Which lines in the material below contain the word "date"? Copy each of them.
━━ Information given
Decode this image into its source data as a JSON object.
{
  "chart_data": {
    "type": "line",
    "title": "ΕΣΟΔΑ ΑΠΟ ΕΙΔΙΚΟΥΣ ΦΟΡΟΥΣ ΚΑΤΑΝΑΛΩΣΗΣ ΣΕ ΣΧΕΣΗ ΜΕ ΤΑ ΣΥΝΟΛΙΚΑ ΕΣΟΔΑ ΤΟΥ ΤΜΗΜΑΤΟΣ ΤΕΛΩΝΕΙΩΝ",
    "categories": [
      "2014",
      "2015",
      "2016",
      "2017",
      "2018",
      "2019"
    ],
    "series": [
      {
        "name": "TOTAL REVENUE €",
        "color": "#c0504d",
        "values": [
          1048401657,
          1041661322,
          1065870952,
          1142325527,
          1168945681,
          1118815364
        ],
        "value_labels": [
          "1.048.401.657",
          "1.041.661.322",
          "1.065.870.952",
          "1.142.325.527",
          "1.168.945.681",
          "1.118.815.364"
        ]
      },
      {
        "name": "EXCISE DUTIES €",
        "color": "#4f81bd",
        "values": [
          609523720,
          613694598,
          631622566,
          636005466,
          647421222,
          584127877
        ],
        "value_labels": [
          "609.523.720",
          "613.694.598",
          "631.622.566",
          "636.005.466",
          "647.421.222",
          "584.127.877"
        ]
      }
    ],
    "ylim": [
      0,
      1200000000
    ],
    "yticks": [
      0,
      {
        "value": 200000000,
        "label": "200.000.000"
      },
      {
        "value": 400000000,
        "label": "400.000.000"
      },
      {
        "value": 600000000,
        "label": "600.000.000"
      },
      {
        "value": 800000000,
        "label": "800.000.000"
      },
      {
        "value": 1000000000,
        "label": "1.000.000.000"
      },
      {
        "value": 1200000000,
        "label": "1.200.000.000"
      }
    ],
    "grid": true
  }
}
━━━━
━━ Information given
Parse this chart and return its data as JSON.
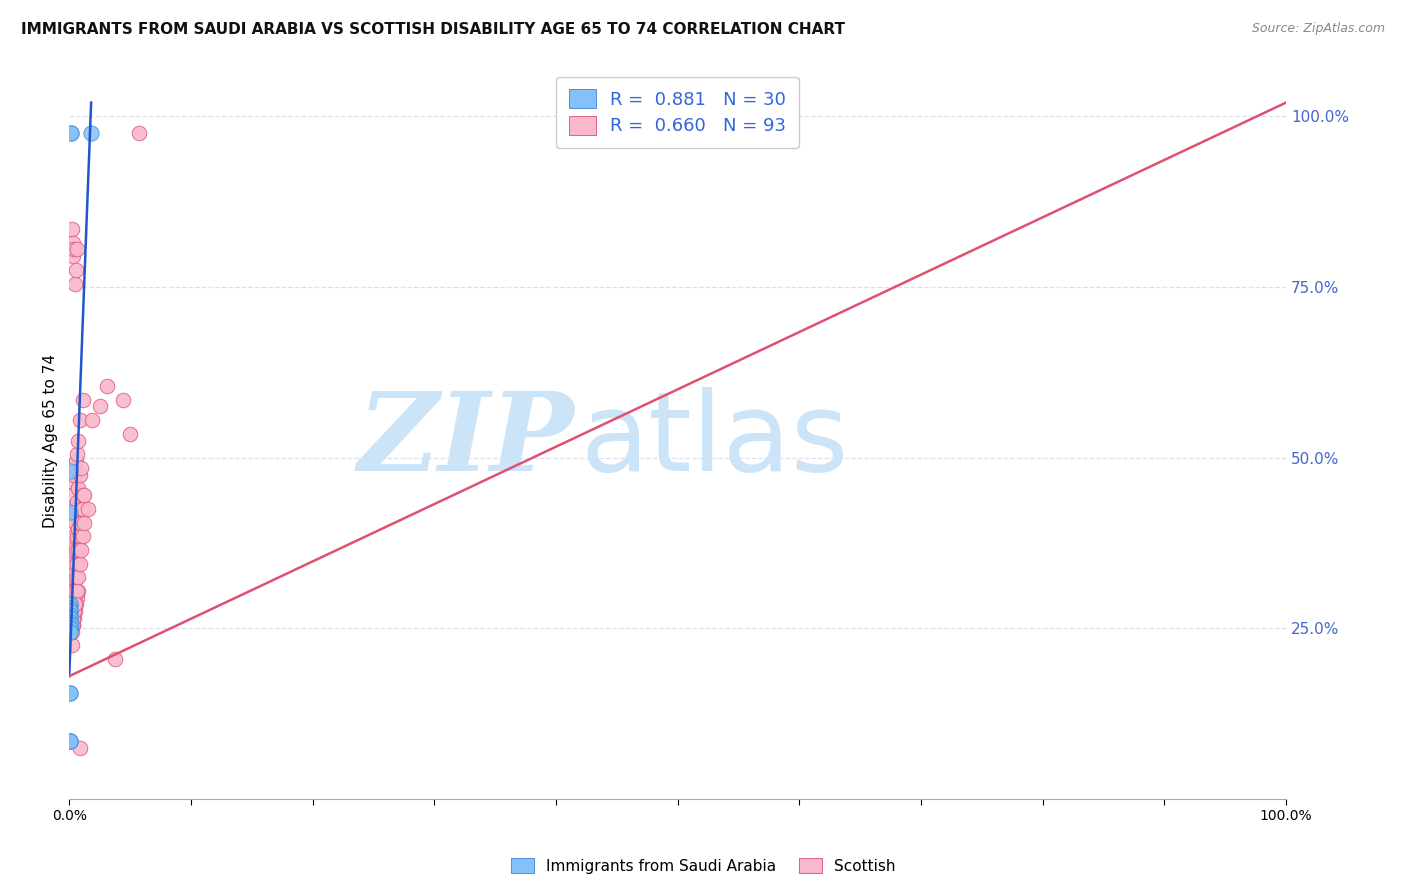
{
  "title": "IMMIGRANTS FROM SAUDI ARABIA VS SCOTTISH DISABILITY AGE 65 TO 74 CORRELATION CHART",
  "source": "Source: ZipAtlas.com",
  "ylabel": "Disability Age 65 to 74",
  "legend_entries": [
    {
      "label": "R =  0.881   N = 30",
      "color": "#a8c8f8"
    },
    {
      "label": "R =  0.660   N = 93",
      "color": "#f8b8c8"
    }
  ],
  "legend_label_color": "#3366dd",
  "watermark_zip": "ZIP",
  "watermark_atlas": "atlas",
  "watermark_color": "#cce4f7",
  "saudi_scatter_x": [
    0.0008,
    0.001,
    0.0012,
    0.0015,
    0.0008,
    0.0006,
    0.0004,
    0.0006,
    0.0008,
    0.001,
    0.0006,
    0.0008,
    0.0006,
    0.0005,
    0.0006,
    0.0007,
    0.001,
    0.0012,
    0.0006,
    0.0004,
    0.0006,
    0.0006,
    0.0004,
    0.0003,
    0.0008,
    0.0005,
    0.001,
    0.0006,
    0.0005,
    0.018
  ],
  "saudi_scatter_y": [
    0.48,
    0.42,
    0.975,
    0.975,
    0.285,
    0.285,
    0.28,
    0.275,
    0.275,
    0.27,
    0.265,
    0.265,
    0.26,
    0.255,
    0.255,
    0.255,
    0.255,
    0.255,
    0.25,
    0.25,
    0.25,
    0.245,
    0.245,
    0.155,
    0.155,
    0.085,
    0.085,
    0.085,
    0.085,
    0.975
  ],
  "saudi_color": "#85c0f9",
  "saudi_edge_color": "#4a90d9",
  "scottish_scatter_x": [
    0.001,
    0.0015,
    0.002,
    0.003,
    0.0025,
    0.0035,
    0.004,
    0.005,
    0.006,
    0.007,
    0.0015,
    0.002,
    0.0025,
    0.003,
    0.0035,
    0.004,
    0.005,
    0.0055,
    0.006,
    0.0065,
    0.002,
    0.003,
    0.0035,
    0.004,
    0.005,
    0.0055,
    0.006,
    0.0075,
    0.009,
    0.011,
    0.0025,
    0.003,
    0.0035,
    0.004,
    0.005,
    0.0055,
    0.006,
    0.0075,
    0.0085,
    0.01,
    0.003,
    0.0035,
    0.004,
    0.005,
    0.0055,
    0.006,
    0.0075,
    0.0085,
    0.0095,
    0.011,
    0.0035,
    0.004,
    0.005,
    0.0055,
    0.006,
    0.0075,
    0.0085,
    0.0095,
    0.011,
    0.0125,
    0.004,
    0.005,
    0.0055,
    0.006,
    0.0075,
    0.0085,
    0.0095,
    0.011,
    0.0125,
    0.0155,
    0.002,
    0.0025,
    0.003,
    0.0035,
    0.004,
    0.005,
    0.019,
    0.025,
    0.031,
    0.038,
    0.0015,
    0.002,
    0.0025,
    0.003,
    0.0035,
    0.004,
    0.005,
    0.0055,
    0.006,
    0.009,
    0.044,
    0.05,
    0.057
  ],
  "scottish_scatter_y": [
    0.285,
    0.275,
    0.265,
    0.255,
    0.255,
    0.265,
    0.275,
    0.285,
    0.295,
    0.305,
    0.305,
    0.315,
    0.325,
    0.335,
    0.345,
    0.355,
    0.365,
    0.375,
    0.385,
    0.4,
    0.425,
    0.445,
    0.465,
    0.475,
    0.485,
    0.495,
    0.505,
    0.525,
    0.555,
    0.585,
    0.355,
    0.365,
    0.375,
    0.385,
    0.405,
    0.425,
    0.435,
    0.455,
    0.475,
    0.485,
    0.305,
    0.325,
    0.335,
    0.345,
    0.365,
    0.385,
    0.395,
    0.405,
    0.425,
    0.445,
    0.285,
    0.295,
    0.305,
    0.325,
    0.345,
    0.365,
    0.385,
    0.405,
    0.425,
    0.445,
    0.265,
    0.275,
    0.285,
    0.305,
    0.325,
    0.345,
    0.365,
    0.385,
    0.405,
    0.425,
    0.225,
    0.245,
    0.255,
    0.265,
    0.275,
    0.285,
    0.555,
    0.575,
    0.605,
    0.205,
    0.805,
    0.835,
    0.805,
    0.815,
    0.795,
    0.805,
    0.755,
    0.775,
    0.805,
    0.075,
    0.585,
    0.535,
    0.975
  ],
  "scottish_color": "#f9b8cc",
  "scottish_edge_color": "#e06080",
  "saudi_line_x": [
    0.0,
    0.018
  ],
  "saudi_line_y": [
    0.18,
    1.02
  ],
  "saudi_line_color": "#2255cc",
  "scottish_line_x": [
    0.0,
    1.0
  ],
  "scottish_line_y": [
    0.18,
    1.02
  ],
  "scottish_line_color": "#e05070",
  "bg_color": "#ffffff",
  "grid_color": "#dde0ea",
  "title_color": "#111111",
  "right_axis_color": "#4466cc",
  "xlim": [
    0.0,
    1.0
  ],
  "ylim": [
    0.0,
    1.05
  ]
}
━━━━
━━ Information given
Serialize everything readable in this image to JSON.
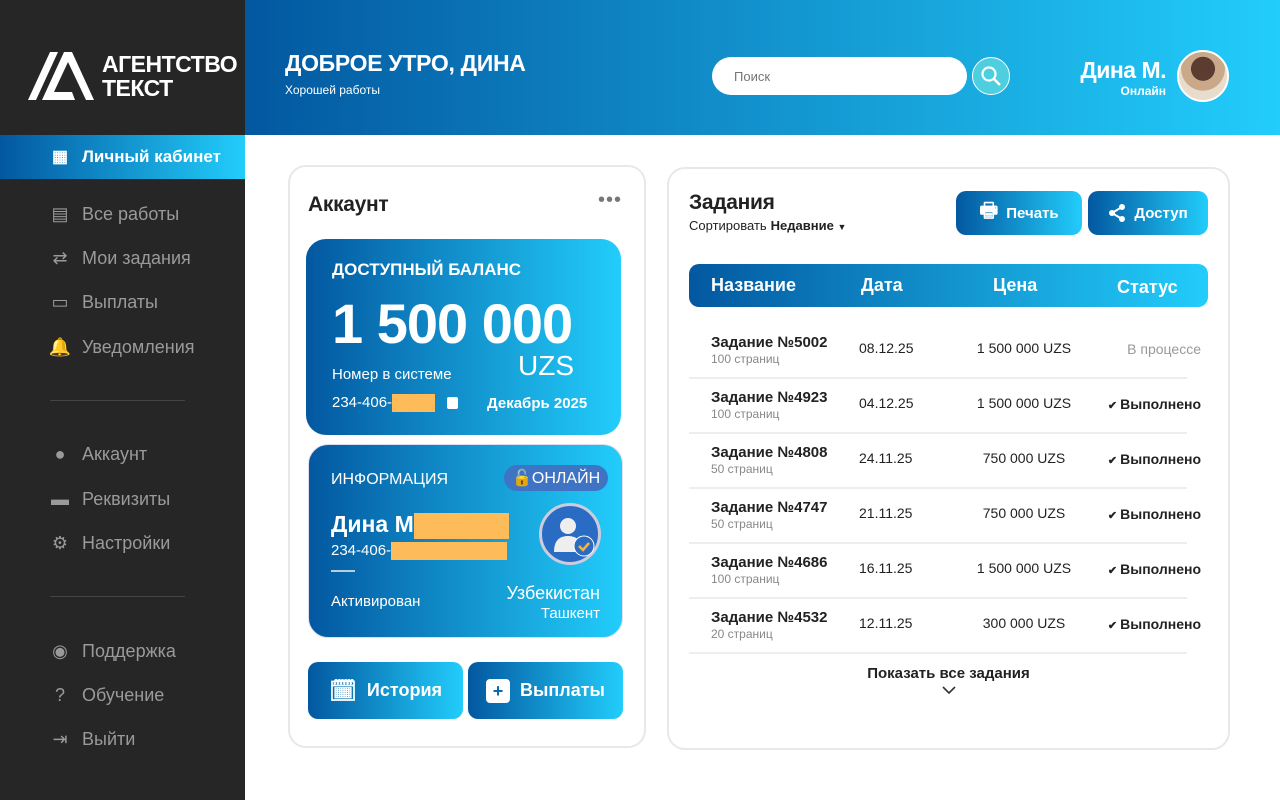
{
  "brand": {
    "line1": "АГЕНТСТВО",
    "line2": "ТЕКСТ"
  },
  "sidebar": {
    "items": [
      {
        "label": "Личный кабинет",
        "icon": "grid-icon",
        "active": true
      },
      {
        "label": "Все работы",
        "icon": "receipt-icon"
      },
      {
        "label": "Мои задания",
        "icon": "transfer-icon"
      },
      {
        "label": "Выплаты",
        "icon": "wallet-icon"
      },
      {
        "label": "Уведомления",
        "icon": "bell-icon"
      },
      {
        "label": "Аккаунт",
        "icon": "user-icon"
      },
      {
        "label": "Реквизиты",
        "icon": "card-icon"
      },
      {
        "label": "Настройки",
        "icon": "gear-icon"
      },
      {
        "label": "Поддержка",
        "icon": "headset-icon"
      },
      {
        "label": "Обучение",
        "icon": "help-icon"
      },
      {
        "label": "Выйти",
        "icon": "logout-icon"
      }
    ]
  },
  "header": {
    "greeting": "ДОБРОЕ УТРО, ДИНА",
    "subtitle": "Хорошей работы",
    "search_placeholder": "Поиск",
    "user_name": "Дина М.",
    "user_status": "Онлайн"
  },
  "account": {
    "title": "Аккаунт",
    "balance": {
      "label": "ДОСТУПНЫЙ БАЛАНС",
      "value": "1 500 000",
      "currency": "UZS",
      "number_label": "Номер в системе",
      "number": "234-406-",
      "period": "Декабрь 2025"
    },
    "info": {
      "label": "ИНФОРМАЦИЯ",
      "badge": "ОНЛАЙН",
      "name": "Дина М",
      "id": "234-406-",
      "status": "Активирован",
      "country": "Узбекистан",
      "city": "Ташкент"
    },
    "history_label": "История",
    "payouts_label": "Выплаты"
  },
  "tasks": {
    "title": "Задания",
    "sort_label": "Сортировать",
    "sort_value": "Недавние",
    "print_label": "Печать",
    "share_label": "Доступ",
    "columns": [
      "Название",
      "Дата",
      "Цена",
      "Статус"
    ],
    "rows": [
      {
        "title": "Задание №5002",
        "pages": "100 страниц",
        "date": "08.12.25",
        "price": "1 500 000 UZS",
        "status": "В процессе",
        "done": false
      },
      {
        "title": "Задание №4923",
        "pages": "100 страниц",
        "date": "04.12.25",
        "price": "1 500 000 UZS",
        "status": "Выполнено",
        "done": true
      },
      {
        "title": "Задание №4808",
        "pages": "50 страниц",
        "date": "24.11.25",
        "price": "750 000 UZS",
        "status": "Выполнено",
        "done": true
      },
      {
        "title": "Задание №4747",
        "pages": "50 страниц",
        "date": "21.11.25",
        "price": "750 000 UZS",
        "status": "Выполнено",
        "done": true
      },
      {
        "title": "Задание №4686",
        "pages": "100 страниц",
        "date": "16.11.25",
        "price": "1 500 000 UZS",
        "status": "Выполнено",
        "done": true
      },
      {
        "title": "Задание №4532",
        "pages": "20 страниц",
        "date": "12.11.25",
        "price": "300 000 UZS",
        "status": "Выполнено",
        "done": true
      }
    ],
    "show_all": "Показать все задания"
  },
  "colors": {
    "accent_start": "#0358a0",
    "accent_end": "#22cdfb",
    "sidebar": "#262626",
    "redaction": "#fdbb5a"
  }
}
━━━━
### [Response]
        "date": "08.12.25",
        "date": "04.12.25",
        "date": "24.11.25",
        "date": "21.11.25",
        "date": "16.11.25",
        "date": "12.11.25",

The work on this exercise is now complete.